The Advertiser sent email requests to a large group of current elected and/or appointed township officials in Almer and Ellington seeking additional details and comment about how money is routed to Spicer through the accounts.
Brian Garner,an attorney who represents both townships, responded with a “statement to press.” He said it was the only response that would be provided. The Advertiser tried to learn more about the relationship between Spicer and NextEra, but those questions were ignored by public officials.
“Spicer Group is an engineering firm hired by the township to assist the township’s planning commission with the development of wind energy zoning regulation,” Garner wrote. “Ultimately, Spicer Group or a similar engineering firm will be hired by the township to inspect and supervise any wind energy development in the township.
“The developer is not paying the fees of the engineering firm selected by the township. The township is paying the fees from funds placed in escrow by the developer. The developer does not select the engineering firm to perform services for the township. The township selects its own engineering firm. The engineering firm’s duty is to the township and not to the developer. The developer uses its own engineers independent of those hired by the township.”
John McQuillan, treasurer, Fairgrove Township Board of Trustees – and attorney for Gilford Township – said escrow accounts serve as what he called a “conduit” for money from developers like NextEra to companies such as Spicer.
NextEra’s Tuscola II wind project that went into operation in 2013 is in part of Fairgrove.
The escrow account came up at Fairgrove’s meeting Monday when McQuillan provided a set of financial statements to board members and the public. Among the statements was a current balance on Fairgrove’s escrow account previously set up by NextEra. The account – which started with an $80,000 balance – is now $935. (A statement showing how the money has been spent can be found here).
He said the escrow account was set up at the time applications for special use permits were submitted, per township ordinance.
McQuillan said the amount put into the escrow account was based upon a recommendation from Spicer that took into account how much Spicer expected its services would cost, along with legal fees and other expenses – including paying township officials to participate in special meetings. Spicer also helped write Fairgrove’s wind ordinance, McQuillan said.

____

- Work order A
List every township the article on wind-project escrow accounts names.
- Work order B
Write the next part of the article on wind-project escrow accounts, picking up after its final sentence.

____

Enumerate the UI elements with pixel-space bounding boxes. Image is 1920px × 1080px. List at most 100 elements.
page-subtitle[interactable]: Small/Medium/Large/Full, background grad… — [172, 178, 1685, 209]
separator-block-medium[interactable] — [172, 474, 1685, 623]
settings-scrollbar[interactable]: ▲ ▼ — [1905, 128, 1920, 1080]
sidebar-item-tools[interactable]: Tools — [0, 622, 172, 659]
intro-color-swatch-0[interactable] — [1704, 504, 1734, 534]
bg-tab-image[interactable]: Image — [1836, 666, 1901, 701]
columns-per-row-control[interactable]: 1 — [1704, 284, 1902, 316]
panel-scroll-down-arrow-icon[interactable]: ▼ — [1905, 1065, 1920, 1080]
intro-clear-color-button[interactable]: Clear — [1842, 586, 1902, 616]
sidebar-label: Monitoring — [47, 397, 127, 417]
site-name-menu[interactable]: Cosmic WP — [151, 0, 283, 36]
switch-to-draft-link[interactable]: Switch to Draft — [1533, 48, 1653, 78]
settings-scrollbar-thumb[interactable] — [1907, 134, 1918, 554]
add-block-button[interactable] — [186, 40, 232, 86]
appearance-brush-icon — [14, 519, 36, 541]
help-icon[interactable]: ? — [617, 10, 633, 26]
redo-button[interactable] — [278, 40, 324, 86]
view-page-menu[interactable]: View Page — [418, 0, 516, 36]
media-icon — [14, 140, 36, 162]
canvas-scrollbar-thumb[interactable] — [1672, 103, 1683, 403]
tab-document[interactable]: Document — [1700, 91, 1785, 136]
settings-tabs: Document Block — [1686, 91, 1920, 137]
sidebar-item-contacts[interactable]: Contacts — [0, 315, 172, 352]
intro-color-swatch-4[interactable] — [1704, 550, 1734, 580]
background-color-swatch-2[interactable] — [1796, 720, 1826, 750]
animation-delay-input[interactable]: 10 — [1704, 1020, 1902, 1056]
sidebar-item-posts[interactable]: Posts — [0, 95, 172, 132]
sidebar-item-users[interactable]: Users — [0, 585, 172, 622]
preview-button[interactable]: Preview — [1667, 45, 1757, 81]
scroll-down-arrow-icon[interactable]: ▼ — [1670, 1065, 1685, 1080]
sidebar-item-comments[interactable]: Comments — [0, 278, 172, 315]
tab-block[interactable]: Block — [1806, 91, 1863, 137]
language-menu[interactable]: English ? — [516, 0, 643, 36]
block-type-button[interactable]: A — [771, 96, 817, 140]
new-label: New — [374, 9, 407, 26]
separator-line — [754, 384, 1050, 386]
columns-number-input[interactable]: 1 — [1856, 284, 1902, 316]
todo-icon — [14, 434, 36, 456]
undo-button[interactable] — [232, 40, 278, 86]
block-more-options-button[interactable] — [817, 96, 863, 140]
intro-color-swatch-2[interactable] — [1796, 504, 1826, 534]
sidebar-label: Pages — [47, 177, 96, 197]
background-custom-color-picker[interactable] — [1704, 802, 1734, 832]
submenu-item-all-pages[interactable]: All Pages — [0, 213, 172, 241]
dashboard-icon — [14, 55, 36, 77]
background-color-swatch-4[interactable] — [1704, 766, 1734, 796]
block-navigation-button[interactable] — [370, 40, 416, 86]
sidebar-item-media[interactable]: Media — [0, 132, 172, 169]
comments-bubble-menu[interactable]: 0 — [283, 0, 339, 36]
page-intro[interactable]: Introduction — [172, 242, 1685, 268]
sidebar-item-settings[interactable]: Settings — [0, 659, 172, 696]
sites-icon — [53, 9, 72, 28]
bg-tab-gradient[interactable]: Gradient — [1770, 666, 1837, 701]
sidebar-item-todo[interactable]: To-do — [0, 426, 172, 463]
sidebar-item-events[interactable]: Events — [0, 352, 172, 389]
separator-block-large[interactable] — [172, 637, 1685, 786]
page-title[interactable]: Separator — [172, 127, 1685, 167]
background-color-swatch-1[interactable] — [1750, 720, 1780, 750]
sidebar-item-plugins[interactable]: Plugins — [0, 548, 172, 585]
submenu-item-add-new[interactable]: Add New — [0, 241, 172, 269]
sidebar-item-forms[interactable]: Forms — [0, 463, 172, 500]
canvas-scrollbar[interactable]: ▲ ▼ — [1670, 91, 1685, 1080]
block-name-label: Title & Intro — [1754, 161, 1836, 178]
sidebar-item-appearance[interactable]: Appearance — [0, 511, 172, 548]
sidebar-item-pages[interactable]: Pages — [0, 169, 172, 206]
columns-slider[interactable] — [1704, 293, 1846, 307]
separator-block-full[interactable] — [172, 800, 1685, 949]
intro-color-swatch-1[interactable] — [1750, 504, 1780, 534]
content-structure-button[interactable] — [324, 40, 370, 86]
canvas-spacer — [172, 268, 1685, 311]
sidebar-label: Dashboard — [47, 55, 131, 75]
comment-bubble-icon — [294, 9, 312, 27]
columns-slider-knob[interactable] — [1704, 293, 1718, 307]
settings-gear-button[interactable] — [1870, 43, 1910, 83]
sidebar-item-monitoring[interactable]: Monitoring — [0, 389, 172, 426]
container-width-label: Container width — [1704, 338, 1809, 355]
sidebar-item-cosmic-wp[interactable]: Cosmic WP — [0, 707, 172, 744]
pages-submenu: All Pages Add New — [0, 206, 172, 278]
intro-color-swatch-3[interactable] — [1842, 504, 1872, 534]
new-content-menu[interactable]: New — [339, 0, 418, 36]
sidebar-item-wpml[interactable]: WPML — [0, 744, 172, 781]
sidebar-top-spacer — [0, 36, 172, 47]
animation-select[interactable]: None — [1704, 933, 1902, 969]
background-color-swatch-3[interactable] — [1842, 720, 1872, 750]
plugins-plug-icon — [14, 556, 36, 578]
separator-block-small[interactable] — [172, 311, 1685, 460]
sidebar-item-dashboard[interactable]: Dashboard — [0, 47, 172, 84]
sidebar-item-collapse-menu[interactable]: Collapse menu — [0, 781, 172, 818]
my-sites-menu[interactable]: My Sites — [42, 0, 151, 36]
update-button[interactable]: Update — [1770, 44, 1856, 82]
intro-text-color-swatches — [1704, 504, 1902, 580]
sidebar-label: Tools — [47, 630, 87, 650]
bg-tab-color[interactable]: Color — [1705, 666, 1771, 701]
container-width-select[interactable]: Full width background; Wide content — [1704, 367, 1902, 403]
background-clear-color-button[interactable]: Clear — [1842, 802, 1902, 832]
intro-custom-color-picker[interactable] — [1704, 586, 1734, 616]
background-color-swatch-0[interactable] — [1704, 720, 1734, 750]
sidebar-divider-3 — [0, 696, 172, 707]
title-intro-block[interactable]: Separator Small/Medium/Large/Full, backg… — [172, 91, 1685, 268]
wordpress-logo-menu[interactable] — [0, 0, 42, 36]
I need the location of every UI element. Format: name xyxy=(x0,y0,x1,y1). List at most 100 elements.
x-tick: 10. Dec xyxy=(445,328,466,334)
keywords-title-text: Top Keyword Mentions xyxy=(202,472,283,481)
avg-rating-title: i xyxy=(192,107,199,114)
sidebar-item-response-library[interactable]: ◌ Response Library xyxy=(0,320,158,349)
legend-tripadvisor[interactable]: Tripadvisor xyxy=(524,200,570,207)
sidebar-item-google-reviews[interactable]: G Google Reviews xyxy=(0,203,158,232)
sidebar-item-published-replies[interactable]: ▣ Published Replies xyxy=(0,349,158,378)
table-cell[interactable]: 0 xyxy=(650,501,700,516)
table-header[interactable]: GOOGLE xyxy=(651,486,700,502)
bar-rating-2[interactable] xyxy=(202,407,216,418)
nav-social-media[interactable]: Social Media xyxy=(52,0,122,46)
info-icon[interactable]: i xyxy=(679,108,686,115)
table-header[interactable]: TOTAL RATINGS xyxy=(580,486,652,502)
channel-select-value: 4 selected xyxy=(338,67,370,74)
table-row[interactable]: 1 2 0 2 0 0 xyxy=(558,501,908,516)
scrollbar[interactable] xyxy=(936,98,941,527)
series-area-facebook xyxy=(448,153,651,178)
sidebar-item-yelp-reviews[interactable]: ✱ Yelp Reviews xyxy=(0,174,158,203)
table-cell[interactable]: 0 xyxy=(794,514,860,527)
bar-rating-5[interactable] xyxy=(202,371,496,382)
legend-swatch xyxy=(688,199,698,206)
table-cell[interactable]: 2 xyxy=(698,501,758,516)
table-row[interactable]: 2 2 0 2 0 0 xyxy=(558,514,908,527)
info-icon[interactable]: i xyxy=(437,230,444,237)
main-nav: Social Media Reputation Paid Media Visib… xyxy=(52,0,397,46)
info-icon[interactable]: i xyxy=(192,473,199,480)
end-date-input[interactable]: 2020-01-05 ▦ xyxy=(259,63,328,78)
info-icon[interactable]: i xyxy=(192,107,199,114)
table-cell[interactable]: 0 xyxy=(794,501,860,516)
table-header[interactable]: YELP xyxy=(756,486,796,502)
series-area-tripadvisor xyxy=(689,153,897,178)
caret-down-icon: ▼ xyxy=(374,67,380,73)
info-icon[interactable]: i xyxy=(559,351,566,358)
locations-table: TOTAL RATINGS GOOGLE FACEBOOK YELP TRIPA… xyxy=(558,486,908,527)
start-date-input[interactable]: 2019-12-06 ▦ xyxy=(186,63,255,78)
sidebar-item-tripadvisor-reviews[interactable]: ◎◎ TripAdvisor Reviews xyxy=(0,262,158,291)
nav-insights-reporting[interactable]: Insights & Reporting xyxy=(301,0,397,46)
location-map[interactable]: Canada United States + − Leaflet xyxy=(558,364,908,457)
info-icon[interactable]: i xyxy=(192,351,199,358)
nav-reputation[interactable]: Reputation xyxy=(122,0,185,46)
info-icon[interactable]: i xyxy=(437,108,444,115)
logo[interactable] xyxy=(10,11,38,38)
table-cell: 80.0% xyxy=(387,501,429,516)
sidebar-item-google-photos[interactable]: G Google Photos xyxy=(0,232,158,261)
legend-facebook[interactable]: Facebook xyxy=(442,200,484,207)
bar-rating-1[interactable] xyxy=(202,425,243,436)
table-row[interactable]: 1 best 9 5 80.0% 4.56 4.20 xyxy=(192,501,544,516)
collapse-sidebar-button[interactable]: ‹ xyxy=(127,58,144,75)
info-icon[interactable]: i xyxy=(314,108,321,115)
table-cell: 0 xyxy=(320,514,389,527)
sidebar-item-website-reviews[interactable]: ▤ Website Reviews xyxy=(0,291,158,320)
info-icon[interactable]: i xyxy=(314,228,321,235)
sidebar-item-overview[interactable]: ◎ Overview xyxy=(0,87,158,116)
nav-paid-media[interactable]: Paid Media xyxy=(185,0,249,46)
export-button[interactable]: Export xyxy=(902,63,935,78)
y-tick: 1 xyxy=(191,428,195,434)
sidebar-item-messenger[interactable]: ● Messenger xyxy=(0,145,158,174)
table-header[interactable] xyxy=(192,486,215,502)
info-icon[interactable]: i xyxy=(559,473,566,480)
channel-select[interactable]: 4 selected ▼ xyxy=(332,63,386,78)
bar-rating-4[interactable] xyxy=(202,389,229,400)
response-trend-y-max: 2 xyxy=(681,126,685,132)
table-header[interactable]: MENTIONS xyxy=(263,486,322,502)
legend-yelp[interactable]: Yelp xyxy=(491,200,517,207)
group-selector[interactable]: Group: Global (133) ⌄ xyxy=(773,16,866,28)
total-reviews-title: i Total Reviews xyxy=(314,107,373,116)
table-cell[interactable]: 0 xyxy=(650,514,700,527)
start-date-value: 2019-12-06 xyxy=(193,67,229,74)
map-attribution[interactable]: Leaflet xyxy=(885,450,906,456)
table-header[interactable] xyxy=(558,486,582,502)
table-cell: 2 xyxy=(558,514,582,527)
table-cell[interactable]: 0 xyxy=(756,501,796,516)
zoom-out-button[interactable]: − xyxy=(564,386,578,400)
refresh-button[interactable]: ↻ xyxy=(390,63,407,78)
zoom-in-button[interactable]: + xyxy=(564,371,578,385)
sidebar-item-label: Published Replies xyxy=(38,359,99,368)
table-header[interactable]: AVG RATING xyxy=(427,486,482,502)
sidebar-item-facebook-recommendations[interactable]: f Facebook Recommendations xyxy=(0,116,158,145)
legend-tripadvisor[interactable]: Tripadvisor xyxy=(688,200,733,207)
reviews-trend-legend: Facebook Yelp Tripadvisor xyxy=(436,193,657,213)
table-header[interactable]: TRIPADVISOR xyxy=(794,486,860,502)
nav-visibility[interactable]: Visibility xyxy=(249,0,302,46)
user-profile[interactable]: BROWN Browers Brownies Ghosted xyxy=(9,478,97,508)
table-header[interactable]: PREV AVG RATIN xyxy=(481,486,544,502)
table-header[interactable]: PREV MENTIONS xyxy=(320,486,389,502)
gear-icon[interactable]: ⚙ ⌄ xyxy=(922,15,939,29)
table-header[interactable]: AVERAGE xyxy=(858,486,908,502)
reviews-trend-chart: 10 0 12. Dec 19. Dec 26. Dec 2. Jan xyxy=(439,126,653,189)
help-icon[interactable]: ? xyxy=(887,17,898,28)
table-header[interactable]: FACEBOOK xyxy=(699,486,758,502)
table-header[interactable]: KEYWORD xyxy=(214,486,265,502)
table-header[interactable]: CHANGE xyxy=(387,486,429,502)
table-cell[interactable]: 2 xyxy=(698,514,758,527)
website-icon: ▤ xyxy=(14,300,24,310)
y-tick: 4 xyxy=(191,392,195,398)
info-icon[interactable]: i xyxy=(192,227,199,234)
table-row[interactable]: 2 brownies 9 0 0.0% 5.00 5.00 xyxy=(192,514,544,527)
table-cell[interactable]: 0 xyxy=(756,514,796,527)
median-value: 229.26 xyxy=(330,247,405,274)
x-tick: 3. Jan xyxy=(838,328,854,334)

____

- Task output A
Almer, Ellington, Fairgrove, Gilford

- Task output B
As charges racked up related to Tuscola II, the township simply drew from the account as needed. McQuillan said it was easier to do it that way than have a company like Spicer bill the township and then the township send the bill to NextEra, essentially tying up township funds.
“We don’t want to chase these guys for the money to reimburse us,” McQuillan said. “So we require that they pay us in advance and then Spicer submits the bill to us and we pay it out of this account.”
Then, he said, NextEra would receive a detailed statement of how the money was being spent and the remaining balance.
“It’s important to point out we do not have any discretion over how or to who the escrow funds are distributed,” said NextEra’s Bryan Garner, manager, communications. “The township makes those decisions.”
In Gilford Township, the matter came up May 12 because the township had to write two checks and close out escrow accounts set up by NextEra because it hadn’t been used for so long.
Gilford Township Supervisor James Stockmeyer said “the original amount was $50,000.”
Board members commented that “there was an additional amount added,” but that no one knew exactly what the total amount was “because we had two accounts.”
“They are liable for any costs in the process,” Stockmeyer said. “According to our ordinance, any costs that incurred…they have to pay the bills.
“So instead of us paying the bills, and sending them the bills, and doing all this stuff we set up an escrow account with their money,” Stockmeyer said during the public comment period in Thursday’s regular board meeting. “So we pay the bills and sent them statements so they knew how much we were spending.”